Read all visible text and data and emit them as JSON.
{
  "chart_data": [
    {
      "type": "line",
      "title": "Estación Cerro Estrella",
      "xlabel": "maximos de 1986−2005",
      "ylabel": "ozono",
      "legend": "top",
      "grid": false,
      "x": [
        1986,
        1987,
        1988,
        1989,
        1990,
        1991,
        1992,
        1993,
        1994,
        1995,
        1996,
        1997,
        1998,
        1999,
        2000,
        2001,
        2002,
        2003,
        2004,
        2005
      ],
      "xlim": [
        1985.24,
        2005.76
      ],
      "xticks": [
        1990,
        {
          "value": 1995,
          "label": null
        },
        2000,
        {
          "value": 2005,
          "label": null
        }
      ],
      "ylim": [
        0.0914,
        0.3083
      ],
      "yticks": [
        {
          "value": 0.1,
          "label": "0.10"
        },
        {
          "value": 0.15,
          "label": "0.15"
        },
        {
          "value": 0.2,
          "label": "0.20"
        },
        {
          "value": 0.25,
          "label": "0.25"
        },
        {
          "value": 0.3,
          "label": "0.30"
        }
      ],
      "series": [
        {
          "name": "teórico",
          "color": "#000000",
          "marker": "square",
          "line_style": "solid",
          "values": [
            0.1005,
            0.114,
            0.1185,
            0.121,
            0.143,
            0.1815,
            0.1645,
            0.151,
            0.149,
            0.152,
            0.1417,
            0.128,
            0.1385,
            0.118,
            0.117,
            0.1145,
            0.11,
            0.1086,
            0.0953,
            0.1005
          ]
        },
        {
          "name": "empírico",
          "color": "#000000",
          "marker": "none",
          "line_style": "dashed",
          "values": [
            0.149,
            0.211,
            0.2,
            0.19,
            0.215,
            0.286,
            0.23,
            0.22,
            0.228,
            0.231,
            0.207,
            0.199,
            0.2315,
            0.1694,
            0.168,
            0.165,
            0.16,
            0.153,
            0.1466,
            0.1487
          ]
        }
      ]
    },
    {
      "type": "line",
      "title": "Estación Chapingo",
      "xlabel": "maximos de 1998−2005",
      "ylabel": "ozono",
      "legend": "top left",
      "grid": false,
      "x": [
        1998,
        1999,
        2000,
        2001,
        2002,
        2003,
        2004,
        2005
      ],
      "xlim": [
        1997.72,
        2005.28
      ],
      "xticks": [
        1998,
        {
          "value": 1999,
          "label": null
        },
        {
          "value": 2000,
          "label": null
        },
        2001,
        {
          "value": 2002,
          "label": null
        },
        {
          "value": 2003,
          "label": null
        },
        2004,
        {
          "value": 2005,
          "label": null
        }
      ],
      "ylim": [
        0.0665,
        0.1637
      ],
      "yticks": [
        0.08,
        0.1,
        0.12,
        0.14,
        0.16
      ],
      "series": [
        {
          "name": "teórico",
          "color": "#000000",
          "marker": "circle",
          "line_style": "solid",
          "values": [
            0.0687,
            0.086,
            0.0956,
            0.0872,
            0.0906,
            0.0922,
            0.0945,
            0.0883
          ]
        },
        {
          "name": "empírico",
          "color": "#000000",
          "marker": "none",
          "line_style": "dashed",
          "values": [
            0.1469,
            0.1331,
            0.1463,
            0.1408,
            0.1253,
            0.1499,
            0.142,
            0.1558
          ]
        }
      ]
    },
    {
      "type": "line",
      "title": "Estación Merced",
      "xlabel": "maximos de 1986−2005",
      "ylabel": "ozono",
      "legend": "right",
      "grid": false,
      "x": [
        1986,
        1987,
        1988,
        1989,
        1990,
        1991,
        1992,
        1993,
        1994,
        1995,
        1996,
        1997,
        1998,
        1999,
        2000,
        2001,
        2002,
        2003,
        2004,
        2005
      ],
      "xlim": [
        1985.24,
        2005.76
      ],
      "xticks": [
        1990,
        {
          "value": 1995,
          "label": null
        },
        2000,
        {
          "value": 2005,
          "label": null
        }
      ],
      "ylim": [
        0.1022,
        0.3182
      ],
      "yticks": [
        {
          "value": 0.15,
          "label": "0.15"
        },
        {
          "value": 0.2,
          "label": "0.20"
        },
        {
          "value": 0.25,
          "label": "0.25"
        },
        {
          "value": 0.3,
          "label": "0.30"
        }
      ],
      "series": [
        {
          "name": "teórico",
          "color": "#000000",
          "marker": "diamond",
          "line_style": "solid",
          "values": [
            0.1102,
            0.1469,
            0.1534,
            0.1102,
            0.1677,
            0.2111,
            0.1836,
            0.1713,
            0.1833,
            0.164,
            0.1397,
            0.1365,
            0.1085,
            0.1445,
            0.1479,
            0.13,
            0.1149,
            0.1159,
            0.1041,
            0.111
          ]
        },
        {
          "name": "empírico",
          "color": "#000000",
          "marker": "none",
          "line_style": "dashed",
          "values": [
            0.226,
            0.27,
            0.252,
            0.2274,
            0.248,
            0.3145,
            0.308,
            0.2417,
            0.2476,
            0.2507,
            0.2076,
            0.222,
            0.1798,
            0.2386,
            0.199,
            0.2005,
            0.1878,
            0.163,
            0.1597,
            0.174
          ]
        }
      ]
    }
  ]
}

■ **TASK PROMPT**: Please repeat the listing above in full and exactly.

■ **SOLUTION BELOW**:
Read all visible text and data and emit them as JSON.
{
  "chart_data": [
    {
      "type": "line",
      "title": "Estación Cerro Estrella",
      "xlabel": "maximos de 1986−2005",
      "ylabel": "ozono",
      "legend": "top",
      "grid": false,
      "x": [
        1986,
        1987,
        1988,
        1989,
        1990,
        1991,
        1992,
        1993,
        1994,
        1995,
        1996,
        1997,
        1998,
        1999,
        2000,
        2001,
        2002,
        2003,
        2004,
        2005
      ],
      "xlim": [
        1985.24,
        2005.76
      ],
      "xticks": [
        1990,
        {
          "value": 1995,
          "label": null
        },
        2000,
        {
          "value": 2005,
          "label": null
        }
      ],
      "ylim": [
        0.0914,
        0.3083
      ],
      "yticks": [
        {
          "value": 0.1,
          "label": "0.10"
        },
        {
          "value": 0.15,
          "label": "0.15"
        },
        {
          "value": 0.2,
          "label": "0.20"
        },
        {
          "value": 0.25,
          "label": "0.25"
        },
        {
          "value": 0.3,
          "label": "0.30"
        }
      ],
      "series": [
        {
          "name": "teórico",
          "color": "#000000",
          "marker": "square",
          "line_style": "solid",
          "values": [
            0.1005,
            0.114,
            0.1185,
            0.121,
            0.143,
            0.1815,
            0.1645,
            0.151,
            0.149,
            0.152,
            0.1417,
            0.128,
            0.1385,
            0.118,
            0.117,
            0.1145,
            0.11,
            0.1086,
            0.0953,
            0.1005
          ]
        },
        {
          "name": "empírico",
          "color": "#000000",
          "marker": "none",
          "line_style": "dashed",
          "values": [
            0.149,
            0.211,
            0.2,
            0.19,
            0.215,
            0.286,
            0.23,
            0.22,
            0.228,
            0.231,
            0.207,
            0.199,
            0.2315,
            0.1694,
            0.168,
            0.165,
            0.16,
            0.153,
            0.1466,
            0.1487
          ]
        }
      ]
    },
    {
      "type": "line",
      "title": "Estación Chapingo",
      "xlabel": "maximos de 1998−2005",
      "ylabel": "ozono",
      "legend": "top left",
      "grid": false,
      "x": [
        1998,
        1999,
        2000,
        2001,
        2002,
        2003,
        2004,
        2005
      ],
      "xlim": [
        1997.72,
        2005.28
      ],
      "xticks": [
        1998,
        {
          "value": 1999,
          "label": null
        },
        {
          "value": 2000,
          "label": null
        },
        2001,
        {
          "value": 2002,
          "label": null
        },
        {
          "value": 2003,
          "label": null
        },
        2004,
        {
          "value": 2005,
          "label": null
        }
      ],
      "ylim": [
        0.0665,
        0.1637
      ],
      "yticks": [
        0.08,
        0.1,
        0.12,
        0.14,
        0.16
      ],
      "series": [
        {
          "name": "teórico",
          "color": "#000000",
          "marker": "circle",
          "line_style": "solid",
          "values": [
            0.0687,
            0.086,
            0.0956,
            0.0872,
            0.0906,
            0.0922,
            0.0945,
            0.0883
          ]
        },
        {
          "name": "empírico",
          "color": "#000000",
          "marker": "none",
          "line_style": "dashed",
          "values": [
            0.1469,
            0.1331,
            0.1463,
            0.1408,
            0.1253,
            0.1499,
            0.142,
            0.1558
          ]
        }
      ]
    },
    {
      "type": "line",
      "title": "Estación Merced",
      "xlabel": "maximos de 1986−2005",
      "ylabel": "ozono",
      "legend": "right",
      "grid": false,
      "x": [
        1986,
        1987,
        1988,
        1989,
        1990,
        1991,
        1992,
        1993,
        1994,
        1995,
        1996,
        1997,
        1998,
        1999,
        2000,
        2001,
        2002,
        2003,
        2004,
        2005
      ],
      "xlim": [
        1985.24,
        2005.76
      ],
      "xticks": [
        1990,
        {
          "value": 1995,
          "label": null
        },
        2000,
        {
          "value": 2005,
          "label": null
        }
      ],
      "ylim": [
        0.1022,
        0.3182
      ],
      "yticks": [
        {
          "value": 0.15,
          "label": "0.15"
        },
        {
          "value": 0.2,
          "label": "0.20"
        },
        {
          "value": 0.25,
          "label": "0.25"
        },
        {
          "value": 0.3,
          "label": "0.30"
        }
      ],
      "series": [
        {
          "name": "teórico",
          "color": "#000000",
          "marker": "diamond",
          "line_style": "solid",
          "values": [
            0.1102,
            0.1469,
            0.1534,
            0.1102,
            0.1677,
            0.2111,
            0.1836,
            0.1713,
            0.1833,
            0.164,
            0.1397,
            0.1365,
            0.1085,
            0.1445,
            0.1479,
            0.13,
            0.1149,
            0.1159,
            0.1041,
            0.111
          ]
        },
        {
          "name": "empírico",
          "color": "#000000",
          "marker": "none",
          "line_style": "dashed",
          "values": [
            0.226,
            0.27,
            0.252,
            0.2274,
            0.248,
            0.3145,
            0.308,
            0.2417,
            0.2476,
            0.2507,
            0.2076,
            0.222,
            0.1798,
            0.2386,
            0.199,
            0.2005,
            0.1878,
            0.163,
            0.1597,
            0.174
          ]
        }
      ]
    }
  ]
}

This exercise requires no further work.